Direction: Repeat every line below exactly, word for word.

Exercise inputs:

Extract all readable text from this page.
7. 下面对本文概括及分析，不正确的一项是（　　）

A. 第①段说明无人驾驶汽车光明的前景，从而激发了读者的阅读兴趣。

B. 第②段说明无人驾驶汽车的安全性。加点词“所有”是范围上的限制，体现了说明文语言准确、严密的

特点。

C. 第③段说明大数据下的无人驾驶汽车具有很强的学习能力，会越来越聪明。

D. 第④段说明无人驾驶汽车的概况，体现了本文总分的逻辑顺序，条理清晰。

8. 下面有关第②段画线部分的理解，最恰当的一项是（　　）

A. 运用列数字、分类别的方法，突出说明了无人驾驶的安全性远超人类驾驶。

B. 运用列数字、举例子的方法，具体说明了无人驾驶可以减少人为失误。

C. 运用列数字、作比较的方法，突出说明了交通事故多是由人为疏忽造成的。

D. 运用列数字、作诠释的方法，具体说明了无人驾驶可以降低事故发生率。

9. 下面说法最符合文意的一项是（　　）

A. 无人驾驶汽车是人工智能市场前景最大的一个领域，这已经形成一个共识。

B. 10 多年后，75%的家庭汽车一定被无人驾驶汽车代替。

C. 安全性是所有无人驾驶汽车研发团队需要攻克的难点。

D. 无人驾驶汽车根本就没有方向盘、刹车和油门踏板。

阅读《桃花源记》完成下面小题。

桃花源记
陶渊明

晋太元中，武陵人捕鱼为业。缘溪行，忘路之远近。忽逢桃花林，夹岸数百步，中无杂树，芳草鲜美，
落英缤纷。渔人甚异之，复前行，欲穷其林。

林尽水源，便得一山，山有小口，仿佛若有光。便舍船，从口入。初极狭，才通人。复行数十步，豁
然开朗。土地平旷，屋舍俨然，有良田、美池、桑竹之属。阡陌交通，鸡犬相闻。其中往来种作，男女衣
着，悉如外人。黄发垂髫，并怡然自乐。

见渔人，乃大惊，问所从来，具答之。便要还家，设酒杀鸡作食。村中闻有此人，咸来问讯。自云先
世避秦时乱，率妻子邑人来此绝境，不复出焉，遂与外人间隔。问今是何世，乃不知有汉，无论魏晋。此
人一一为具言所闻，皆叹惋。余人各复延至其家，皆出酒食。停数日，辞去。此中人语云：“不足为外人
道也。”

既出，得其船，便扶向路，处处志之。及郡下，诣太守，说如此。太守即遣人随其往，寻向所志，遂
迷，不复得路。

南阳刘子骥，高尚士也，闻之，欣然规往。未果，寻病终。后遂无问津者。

Output:
Extract all readable text from this page.
7. 下面对本文概括及分析，不正确的一项是（　　）

A. 第①段说明无人驾驶汽车光明的前景，从而激发了读者的阅读兴趣。

B. 第②段说明无人驾驶汽车的安全性。加点词“所有”是范围上的限制，体现了说明文语言准确、严密的

特点。

C. 第③段说明大数据下的无人驾驶汽车具有很强的学习能力，会越来越聪明。

D. 第④段说明无人驾驶汽车的概况，体现了本文总分的逻辑顺序，条理清晰。

8. 下面有关第②段画线部分的理解，最恰当的一项是（　　）

A. 运用列数字、分类别的方法，突出说明了无人驾驶的安全性远超人类驾驶。

B. 运用列数字、举例子的方法，具体说明了无人驾驶可以减少人为失误。

C. 运用列数字、作比较的方法，突出说明了交通事故多是由人为疏忽造成的。

D. 运用列数字、作诠释的方法，具体说明了无人驾驶可以降低事故发生率。

9. 下面说法最符合文意的一项是（　　）

A. 无人驾驶汽车是人工智能市场前景最大的一个领域，这已经形成一个共识。

B. 10 多年后，75%的家庭汽车一定被无人驾驶汽车代替。

C. 安全性是所有无人驾驶汽车研发团队需要攻克的难点。

D. 无人驾驶汽车根本就没有方向盘、刹车和油门踏板。

阅读《桃花源记》完成下面小题。

桃花源记
陶渊明

晋太元中，武陵人捕鱼为业。缘溪行，忘路之远近。忽逢桃花林，夹岸数百步，中无杂树，芳草鲜美，
落英缤纷。渔人甚异之，复前行，欲穷其林。

林尽水源，便得一山，山有小口，仿佛若有光。便舍船，从口入。初极狭，才通人。复行数十步，豁
然开朗。土地平旷，屋舍俨然，有良田、美池、桑竹之属。阡陌交通，鸡犬相闻。其中往来种作，男女衣
着，悉如外人。黄发垂髫，并怡然自乐。

见渔人，乃大惊，问所从来，具答之。便要还家，设酒杀鸡作食。村中闻有此人，咸来问讯。自云先
世避秦时乱，率妻子邑人来此绝境，不复出焉，遂与外人间隔。问今是何世，乃不知有汉，无论魏晋。此
人一一为具言所闻，皆叹惋。余人各复延至其家，皆出酒食。停数日，辞去。此中人语云：“不足为外人
道也。”

既出，得其船，便扶向路，处处志之。及郡下，诣太守，说如此。太守即遣人随其往，寻向所志，遂
迷，不复得路。

南阳刘子骥，高尚士也，闻之，欣然规往。未果，寻病终。后遂无问津者。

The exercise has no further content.